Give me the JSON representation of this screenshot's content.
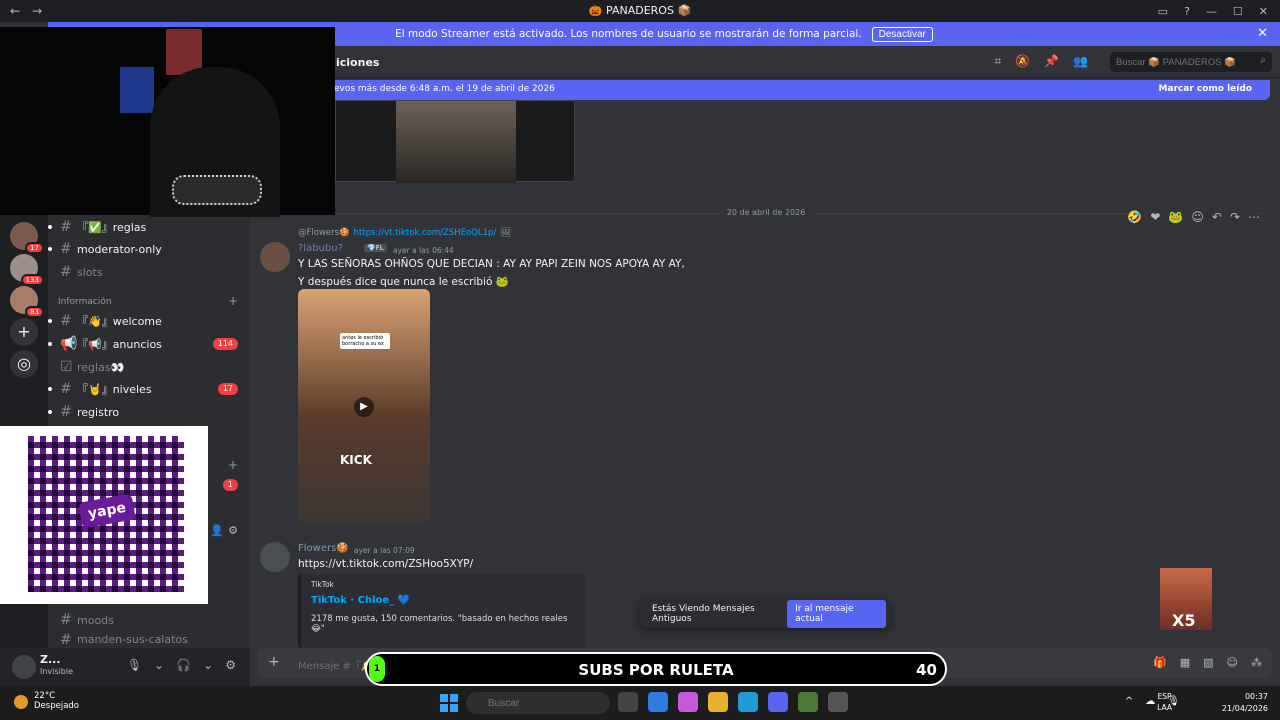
{
  "window": {
    "title": "🎃 PANADEROS 📦",
    "nav_back": "←",
    "nav_forward": "→"
  },
  "streamer_bar": {
    "message": "El modo Streamer está activado. Los nombres de usuario se mostrarán de forma parcial.",
    "button": "Desactivar"
  },
  "guilds": [
    {
      "badge": "17"
    },
    {
      "badge": "133"
    },
    {
      "badge": "83"
    }
  ],
  "channels": {
    "items": [
      {
        "prefix": "#",
        "label": "『✅』reglas"
      },
      {
        "prefix": "#",
        "label": "moderator-only"
      },
      {
        "prefix": "#",
        "label": "slots",
        "muted": true
      }
    ],
    "category_info": "Información",
    "info_items": [
      {
        "prefix": "#",
        "label": "『👋』welcome"
      },
      {
        "prefix": "📢",
        "label": "『📢』anuncios",
        "badge": "114"
      },
      {
        "prefix": "☑",
        "label": "reglas👀",
        "muted": true
      },
      {
        "prefix": "#",
        "label": "『🤘』niveles",
        "badge": "17"
      },
      {
        "prefix": "#",
        "label": "registro"
      }
    ],
    "unread_badge": "1",
    "bottom_items": [
      {
        "prefix": "#",
        "label": "moods",
        "muted": true
      },
      {
        "prefix": "#",
        "label": "manden-sus-calatos",
        "muted": true
      }
    ]
  },
  "user_panel": {
    "name": "Z...",
    "status": "Invisible"
  },
  "header": {
    "title": "iciones",
    "search_placeholder": "Buscar 📦 PANADEROS 📦"
  },
  "new_messages_bar": {
    "text": "evos más desde 6:48 a.m. el 19 de abril de 2026",
    "mark_read": "Marcar como leído"
  },
  "date_divider": "20 de abril de 2026",
  "message1": {
    "reply_author": "@Flowers🍪",
    "reply_link": "https://vt.tiktok.com/ZSHEoQL1p/",
    "author": "?labubu?",
    "tag": "💎FL",
    "time": "ayer a las 06:44",
    "line1": "Y LAS SEÑORAS OHÑOS QUE DECIAN : AY AY PAPI ZEIN NOS APOYA AY AY,",
    "line2": "Y después dice que nunca le escribió 🐸",
    "media_caption": "KICK",
    "media_overlay": "antes le escribió borracho a su ex"
  },
  "message2": {
    "author": "Flowers🍪",
    "time": "ayer a las 07:09",
    "link": "https://vt.tiktok.com/ZSHoo5XYP/",
    "embed_provider": "TikTok",
    "embed_title": "TikTok · Chloe_ 💙",
    "embed_desc": "2178 me gusta, 150 comentarios. \"basado en hechos reales 😂\""
  },
  "old_messages": {
    "text": "Estás Viendo Mensajes Antiguos",
    "button": "Ir al mensaje actual"
  },
  "composer": {
    "placeholder": "Mensaje #『🔔』reacciones"
  },
  "overlay": {
    "sub_text": "SUBS POR RULETA",
    "sub_count": "40",
    "sub_start": "1",
    "qr_logo": "yape",
    "emote_mult": "X5"
  },
  "taskbar": {
    "temp": "22°C",
    "condition": "Despejado",
    "search": "Buscar",
    "lang1": "ESP",
    "lang2": "LAA",
    "time": "00:37",
    "date": "21/04/2026"
  }
}
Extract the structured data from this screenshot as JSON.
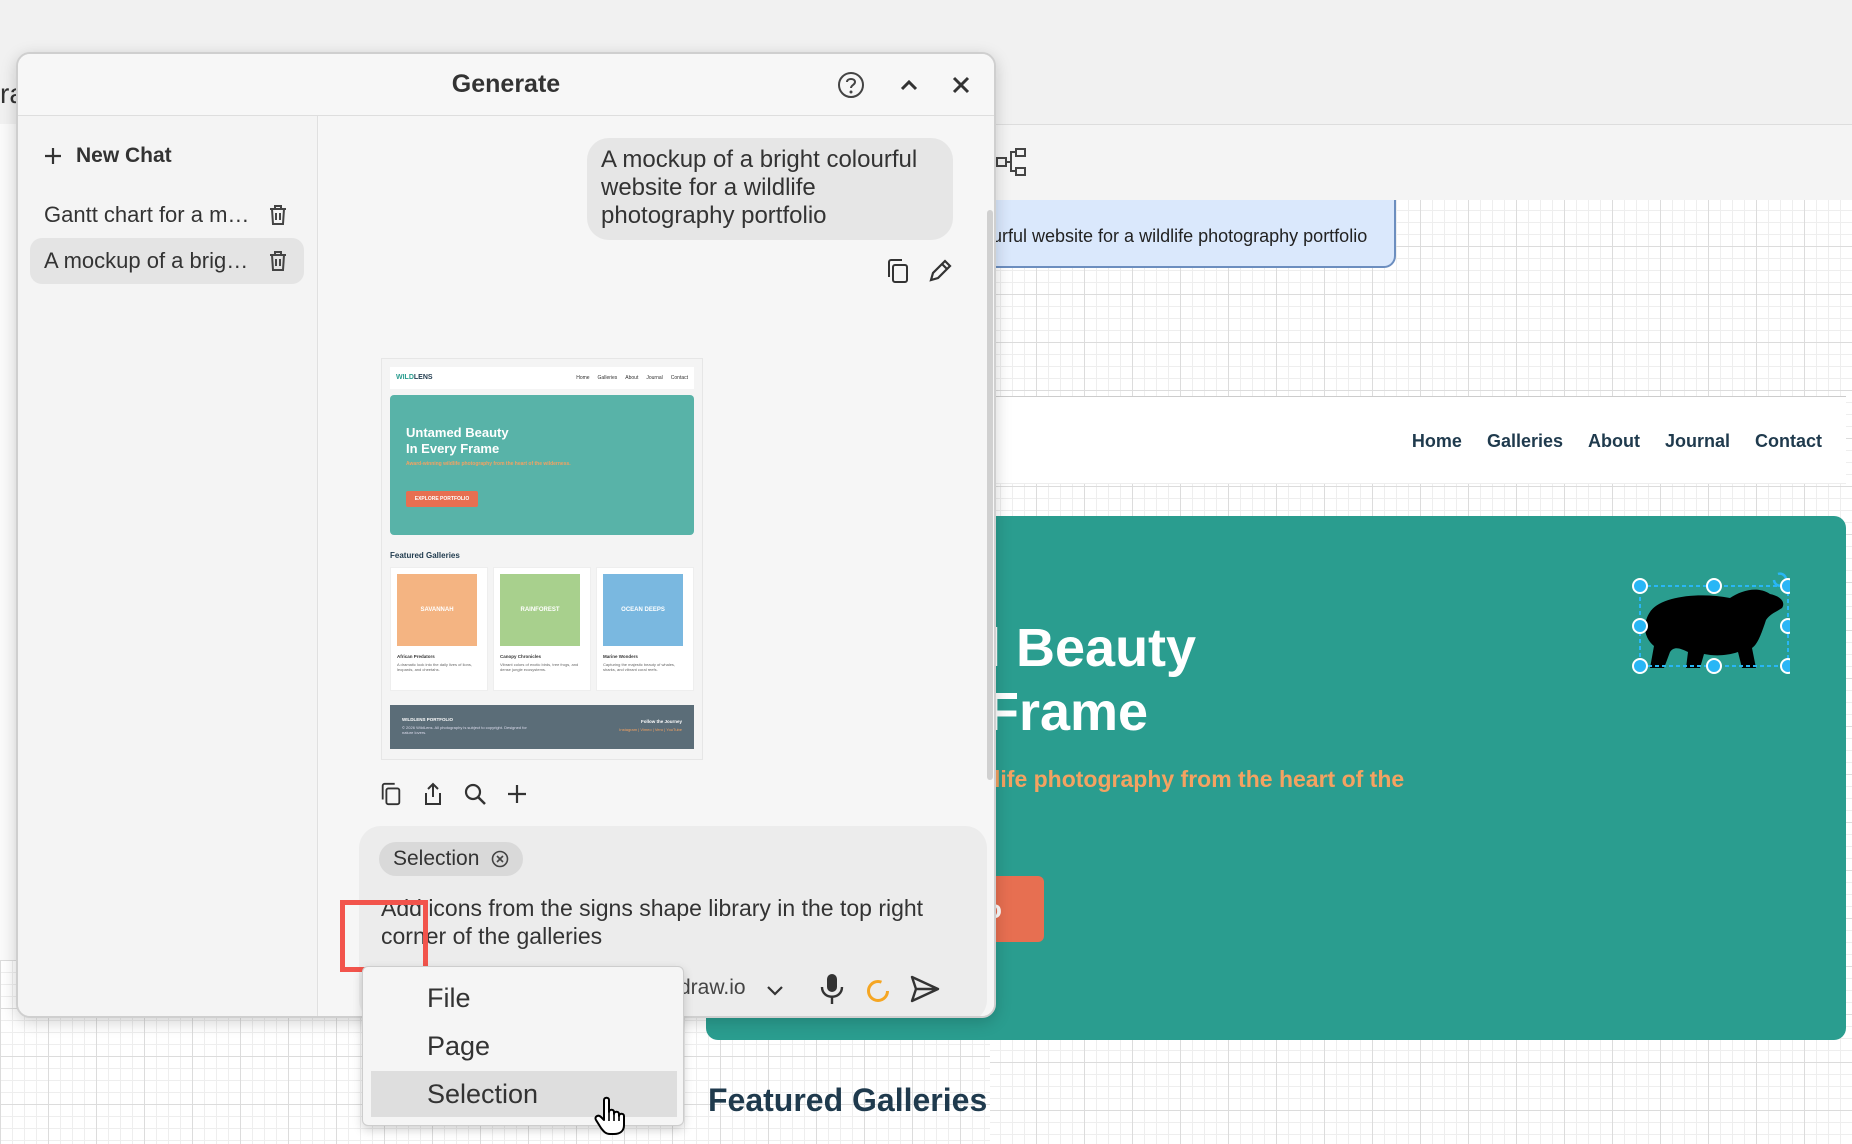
{
  "background": {
    "edge_char": "ra",
    "prompt_note": "urful website for a wildlife photography portfolio",
    "site_nav": [
      "Home",
      "Galleries",
      "About",
      "Journal",
      "Contact"
    ],
    "hero_title": "l Beauty\nFrame",
    "hero_subtitle": "life photography from the heart of the",
    "hero_button": "o",
    "featured_title": "Featured Galleries"
  },
  "dialog": {
    "title": "Generate",
    "help_icon": "help-circle-icon",
    "collapse_icon": "chevron-up-icon",
    "close_icon": "close-icon"
  },
  "sidebar": {
    "new_chat_label": "New Chat",
    "history": [
      {
        "label": "Gantt chart for a m…"
      },
      {
        "label": "A mockup of a brig…"
      }
    ]
  },
  "chat": {
    "user_message": "A mockup of a bright colourful website for a wildlife photography portfolio",
    "thumbnail": {
      "logo_a": "WILD",
      "logo_b": "LENS",
      "nav": [
        "Home",
        "Galleries",
        "About",
        "Journal",
        "Contact"
      ],
      "hero_title": "Untamed Beauty\nIn Every Frame",
      "hero_subtitle": "Award-winning wildlife photography from the heart of the wilderness.",
      "hero_button": "EXPLORE PORTFOLIO",
      "featured_title": "Featured Galleries",
      "cards": [
        {
          "label": "SAVANNAH",
          "title": "African Predators",
          "desc": "A dramatic look into the daily lives of lions, leopards, and cheetahs.",
          "color": "#f4b482"
        },
        {
          "label": "RAINFOREST",
          "title": "Canopy Chronicles",
          "desc": "Vibrant colors of exotic birds, tree frogs, and dense jungle ecosystems.",
          "color": "#a8d08d"
        },
        {
          "label": "OCEAN DEEPS",
          "title": "Marine Wonders",
          "desc": "Capturing the majestic beauty of whales, sharks, and vibrant coral reefs.",
          "color": "#7ab8e0"
        }
      ],
      "footer_brand": "WILDLENS PORTFOLIO",
      "footer_copy": "© 2026 WildLens. All photography is subject to copyright. Designed for nature lovers.",
      "footer_follow": "Follow the Journey",
      "footer_links": "Instagram | Vimeo | Vero | YouTube"
    }
  },
  "input": {
    "chip_label": "Selection",
    "prompt": "Add icons from the signs shape library in the top right corner of the galleries",
    "model": "draw.io"
  },
  "attach_menu": {
    "items": [
      "File",
      "Page",
      "Selection"
    ],
    "hovered": "Selection"
  },
  "colors": {
    "accent_highlight": "#f2544c",
    "hero_teal": "#2a9d8f",
    "hero_orange": "#f4a261",
    "button_coral": "#e76f51",
    "spinner": "#f5a623",
    "selection_handle": "#29b6f6"
  }
}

◆ Aim of the exercise: Repeat the records above exactly, leaving out any pictures they contain.

◆ Answer to the task:
Give me the JSON representation of this screenshot's content.
{
  "window": {
    "title": "🎃 PANADEROS 📦",
    "nav_back": "←",
    "nav_forward": "→"
  },
  "streamer_bar": {
    "message": "El modo Streamer está activado. Los nombres de usuario se mostrarán de forma parcial.",
    "button": "Desactivar"
  },
  "guilds": [
    {
      "badge": "17"
    },
    {
      "badge": "133"
    },
    {
      "badge": "83"
    }
  ],
  "channels": {
    "items": [
      {
        "prefix": "#",
        "label": "『✅』reglas"
      },
      {
        "prefix": "#",
        "label": "moderator-only"
      },
      {
        "prefix": "#",
        "label": "slots",
        "muted": true
      }
    ],
    "category_info": "Información",
    "info_items": [
      {
        "prefix": "#",
        "label": "『👋』welcome"
      },
      {
        "prefix": "📢",
        "label": "『📢』anuncios",
        "badge": "114"
      },
      {
        "prefix": "☑",
        "label": "reglas👀",
        "muted": true
      },
      {
        "prefix": "#",
        "label": "『🤘』niveles",
        "badge": "17"
      },
      {
        "prefix": "#",
        "label": "registro"
      }
    ],
    "unread_badge": "1",
    "bottom_items": [
      {
        "prefix": "#",
        "label": "moods",
        "muted": true
      },
      {
        "prefix": "#",
        "label": "manden-sus-calatos",
        "muted": true
      }
    ]
  },
  "user_panel": {
    "name": "Z...",
    "status": "Invisible"
  },
  "header": {
    "title": "iciones",
    "search_placeholder": "Buscar 📦 PANADEROS 📦"
  },
  "new_messages_bar": {
    "text": "evos más desde 6:48 a.m. el 19 de abril de 2026",
    "mark_read": "Marcar como leído"
  },
  "date_divider": "20 de abril de 2026",
  "message1": {
    "reply_author": "@Flowers🍪",
    "reply_link": "https://vt.tiktok.com/ZSHEoQL1p/",
    "author": "?labubu?",
    "tag": "💎FL",
    "time": "ayer a las 06:44",
    "line1": "Y LAS SEÑORAS OHÑOS QUE DECIAN : AY AY PAPI ZEIN NOS APOYA AY AY,",
    "line2": "Y después dice que nunca le escribió 🐸",
    "media_caption": "KICK",
    "media_overlay": "antes le escribió borracho a su ex"
  },
  "message2": {
    "author": "Flowers🍪",
    "time": "ayer a las 07:09",
    "link": "https://vt.tiktok.com/ZSHoo5XYP/",
    "embed_provider": "TikTok",
    "embed_title": "TikTok · Chloe_ 💙",
    "embed_desc": "2178 me gusta, 150 comentarios. \"basado en hechos reales 😂\""
  },
  "old_messages": {
    "text": "Estás Viendo Mensajes Antiguos",
    "button": "Ir al mensaje actual"
  },
  "composer": {
    "placeholder": "Mensaje #『🔔』reacciones"
  },
  "overlay": {
    "sub_text": "SUBS POR RULETA",
    "sub_count": "40",
    "sub_start": "1",
    "qr_logo": "yape",
    "emote_mult": "X5"
  },
  "taskbar": {
    "temp": "22°C",
    "condition": "Despejado",
    "search": "Buscar",
    "lang1": "ESP",
    "lang2": "LAA",
    "time": "00:37",
    "date": "21/04/2026"
  }
}
Extract the structured data from this screenshot as JSON.
{
  "background": {
    "edge_char": "ra",
    "prompt_note": "urful website for a wildlife photography portfolio",
    "site_nav": [
      "Home",
      "Galleries",
      "About",
      "Journal",
      "Contact"
    ],
    "hero_title": "l Beauty\nFrame",
    "hero_subtitle": "life photography from the heart of the",
    "hero_button": "o",
    "featured_title": "Featured Galleries"
  },
  "dialog": {
    "title": "Generate",
    "help_icon": "help-circle-icon",
    "collapse_icon": "chevron-up-icon",
    "close_icon": "close-icon"
  },
  "sidebar": {
    "new_chat_label": "New Chat",
    "history": [
      {
        "label": "Gantt chart for a m…"
      },
      {
        "label": "A mockup of a brig…"
      }
    ]
  },
  "chat": {
    "user_message": "A mockup of a bright colourful website for a wildlife photography portfolio",
    "thumbnail": {
      "logo_a": "WILD",
      "logo_b": "LENS",
      "nav": [
        "Home",
        "Galleries",
        "About",
        "Journal",
        "Contact"
      ],
      "hero_title": "Untamed Beauty\nIn Every Frame",
      "hero_subtitle": "Award-winning wildlife photography from the heart of the wilderness.",
      "hero_button": "EXPLORE PORTFOLIO",
      "featured_title": "Featured Galleries",
      "cards": [
        {
          "label": "SAVANNAH",
          "title": "African Predators",
          "desc": "A dramatic look into the daily lives of lions, leopards, and cheetahs.",
          "color": "#f4b482"
        },
        {
          "label": "RAINFOREST",
          "title": "Canopy Chronicles",
          "desc": "Vibrant colors of exotic birds, tree frogs, and dense jungle ecosystems.",
          "color": "#a8d08d"
        },
        {
          "label": "OCEAN DEEPS",
          "title": "Marine Wonders",
          "desc": "Capturing the majestic beauty of whales, sharks, and vibrant coral reefs.",
          "color": "#7ab8e0"
        }
      ],
      "footer_brand": "WILDLENS PORTFOLIO",
      "footer_copy": "© 2026 WildLens. All photography is subject to copyright. Designed for nature lovers.",
      "footer_follow": "Follow the Journey",
      "footer_links": "Instagram | Vimeo | Vero | YouTube"
    }
  },
  "input": {
    "chip_label": "Selection",
    "prompt": "Add icons from the signs shape library in the top right corner of the galleries",
    "model": "draw.io"
  },
  "attach_menu": {
    "items": [
      "File",
      "Page",
      "Selection"
    ],
    "hovered": "Selection"
  },
  "colors": {
    "accent_highlight": "#f2544c",
    "hero_teal": "#2a9d8f",
    "hero_orange": "#f4a261",
    "button_coral": "#e76f51",
    "spinner": "#f5a623",
    "selection_handle": "#29b6f6"
  }
}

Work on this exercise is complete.